[Raw records]
========================================
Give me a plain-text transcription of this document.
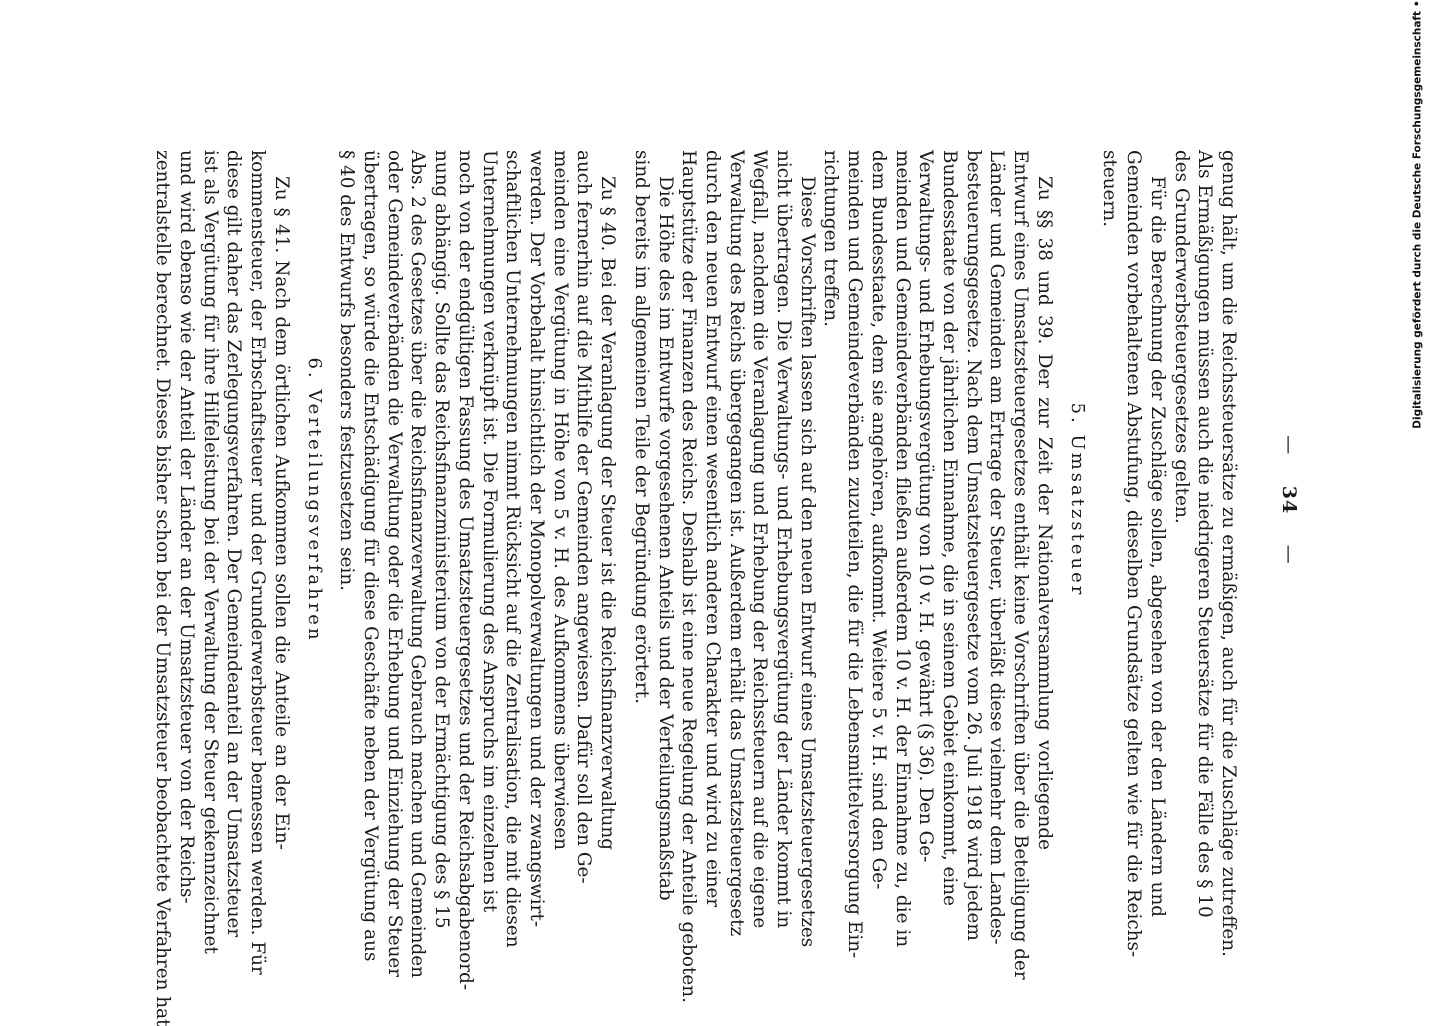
Digitalisierung gefördert durch die Deutsche Forschungsgemeinschaft
•
—    34    —
genug hält, um die Reichssteuersätze zu ermäßigen, auch für die Zuschläge zutreffen.
Als Ermäßigungen müssen auch die niedrigeren Steuersätze für die Fälle des § 10
des Grunderwerbsteuergesetzes gelten.
Für die Berechnung der Zuschläge sollen, abgesehen von der den Ländern und
Gemeinden vorbehaltenen Abstufung, dieselben Grundsätze gelten wie für die Reichs-
steuern.
5. Umsatzsteuer
Zu §§ 38 und 39. Der zur Zeit der Nationalversammlung vorliegende
Entwurf eines Umsatzsteuergesetzes enthält keine Vorschriften über die Beteiligung der
Länder und Gemeinden am Ertrage der Steuer, überläßt diese vielmehr dem Landes-
besteuerungsgesetze. Nach dem Umsatzsteuergesetze vom 26. Juli 1918 wird jedem
Bundesstaate von der jährlichen Einnahme, die in seinem Gebiet einkommt, eine
Verwaltungs- und Erhebungsvergütung von 10 v. H. gewährt (§ 36). Den Ge-
meinden und Gemeindeverbänden fließen außerdem 10 v. H. der Einnahme zu, die in
dem Bundesstaate, dem sie angehören, aufkommt. Weitere 5 v. H. sind den Ge-
meinden und Gemeindeverbänden zuzuteilen, die für die Lebensmittelversorgung Ein-
richtungen treffen.
Diese Vorschriften lassen sich auf den neuen Entwurf eines Umsatzsteuergesetzes
nicht übertragen. Die Verwaltungs- und Erhebungsvergütung der Länder kommt in
Wegfall, nachdem die Veranlagung und Erhebung der Reichssteuern auf die eigene
Verwaltung des Reichs übergegangen ist. Außerdem erhält das Umsatzsteuergesetz
durch den neuen Entwurf einen wesentlich anderen Charakter und wird zu einer
Hauptstütze der Finanzen des Reichs. Deshalb ist eine neue Regelung der Anteile geboten.
Die Höhe des im Entwurfe vorgesehenen Anteils und der Verteilungsmaßstab
sind bereits im allgemeinen Teile der Begründung erörtert.
Zu § 40. Bei der Veranlagung der Steuer ist die Reichsfinanzverwaltung
auch fernerhin auf die Mithilfe der Gemeinden angewiesen. Dafür soll den Ge-
meinden eine Vergütung in Höhe von 5 v. H. des Aufkommens überwiesen
werden. Der Vorbehalt hinsichtlich der Monopolverwaltungen und der zwangswirt-
schaftlichen Unternehmungen nimmt Rücksicht auf die Zentralisation, die mit diesen
Unternehmungen verknüpft ist. Die Formulierung des Anspruchs im einzelnen ist
noch von der endgültigen Fassung des Umsatzsteuergesetzes und der Reichsabgabenord-
nung abhängig. Sollte das Reichsfinanzministerium von der Ermächtigung des § 15
Abs. 2 des Gesetzes über die Reichsfinanzverwaltung Gebrauch machen und Gemeinden
oder Gemeindeverbänden die Verwaltung oder die Erhebung und Einziehung der Steuer
übertragen, so würde die Entschädigung für diese Geschäfte neben der Vergütung aus
§ 40 des Entwurfs besonders festzusetzen sein.
6. Verteilungsverfahren
Zu § 41. Nach dem örtlichen Aufkommen sollen die Anteile an der Ein-
kommensteuer, der Erbschaftsteuer und der Grunderwerbsteuer bemessen werden. Für
diese gilt daher das Zerlegungsverfahren. Der Gemeindeanteil an der Umsatzsteuer
ist als Vergütung für ihre Hilfeleistung bei der Verwaltung der Steuer gekennzeichnet
und wird ebenso wie der Anteil der Länder an der Umsatzsteuer von der Reichs-
zentralstelle berechnet. Dieses bisher schon bei der Umsatzsteuer beobachtete Verfahren hat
========================================
Given problem ▸
Gather all lines where the word "wird" appears.

Worked answer ▸
besteuerungsgesetze. Nach dem Umsatzsteuergesetze vom 26. Juli 1918 wird jedem
durch den neuen Entwurf einen wesentlich anderen Charakter und wird zu einer
und wird ebenso wie der Anteil der Länder an der Umsatzsteuer von der Reichs-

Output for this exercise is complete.